→ **What is required**:
Give back the full listing, character for character, with no pictures.

[Figure content listings]
# # # # # # #

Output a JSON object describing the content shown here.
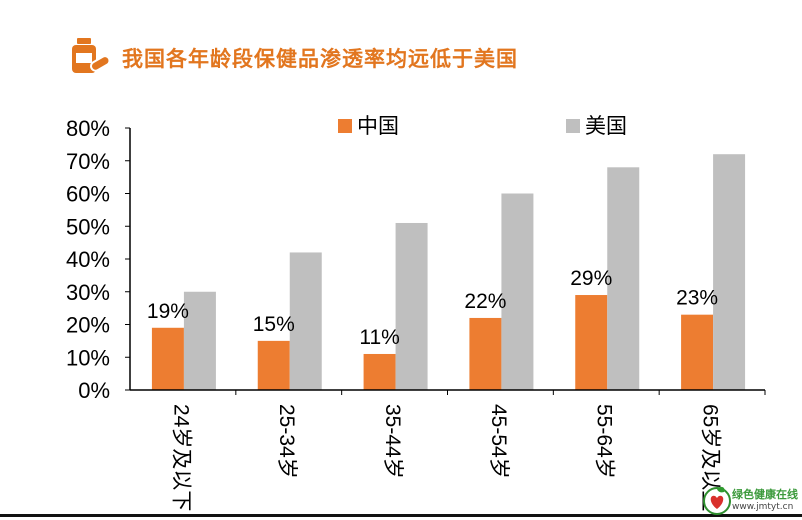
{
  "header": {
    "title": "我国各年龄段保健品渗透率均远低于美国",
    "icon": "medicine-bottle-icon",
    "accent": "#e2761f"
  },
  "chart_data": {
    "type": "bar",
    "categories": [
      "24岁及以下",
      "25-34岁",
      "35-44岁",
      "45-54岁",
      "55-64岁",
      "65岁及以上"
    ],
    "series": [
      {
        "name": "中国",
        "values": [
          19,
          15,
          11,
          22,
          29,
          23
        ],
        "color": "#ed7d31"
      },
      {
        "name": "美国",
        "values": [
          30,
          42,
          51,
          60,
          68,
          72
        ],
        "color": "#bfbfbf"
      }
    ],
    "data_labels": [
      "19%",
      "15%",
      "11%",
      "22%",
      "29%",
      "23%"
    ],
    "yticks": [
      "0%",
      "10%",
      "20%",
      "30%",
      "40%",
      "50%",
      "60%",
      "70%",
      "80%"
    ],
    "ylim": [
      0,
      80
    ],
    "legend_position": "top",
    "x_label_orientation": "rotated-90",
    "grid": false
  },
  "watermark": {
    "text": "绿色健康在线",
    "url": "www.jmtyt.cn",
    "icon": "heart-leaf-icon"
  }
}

# # # # # # #

→ **Worked solution**:
Output a JSON object describing the content shown here.
{
  "header": {
    "title": "我国各年龄段保健品渗透率均远低于美国",
    "icon": "medicine-bottle-icon",
    "accent": "#e2761f"
  },
  "chart_data": {
    "type": "bar",
    "categories": [
      "24岁及以下",
      "25-34岁",
      "35-44岁",
      "45-54岁",
      "55-64岁",
      "65岁及以上"
    ],
    "series": [
      {
        "name": "中国",
        "values": [
          19,
          15,
          11,
          22,
          29,
          23
        ],
        "color": "#ed7d31"
      },
      {
        "name": "美国",
        "values": [
          30,
          42,
          51,
          60,
          68,
          72
        ],
        "color": "#bfbfbf"
      }
    ],
    "data_labels": [
      "19%",
      "15%",
      "11%",
      "22%",
      "29%",
      "23%"
    ],
    "yticks": [
      "0%",
      "10%",
      "20%",
      "30%",
      "40%",
      "50%",
      "60%",
      "70%",
      "80%"
    ],
    "ylim": [
      0,
      80
    ],
    "legend_position": "top",
    "x_label_orientation": "rotated-90",
    "grid": false
  },
  "watermark": {
    "text": "绿色健康在线",
    "url": "www.jmtyt.cn",
    "icon": "heart-leaf-icon"
  }
}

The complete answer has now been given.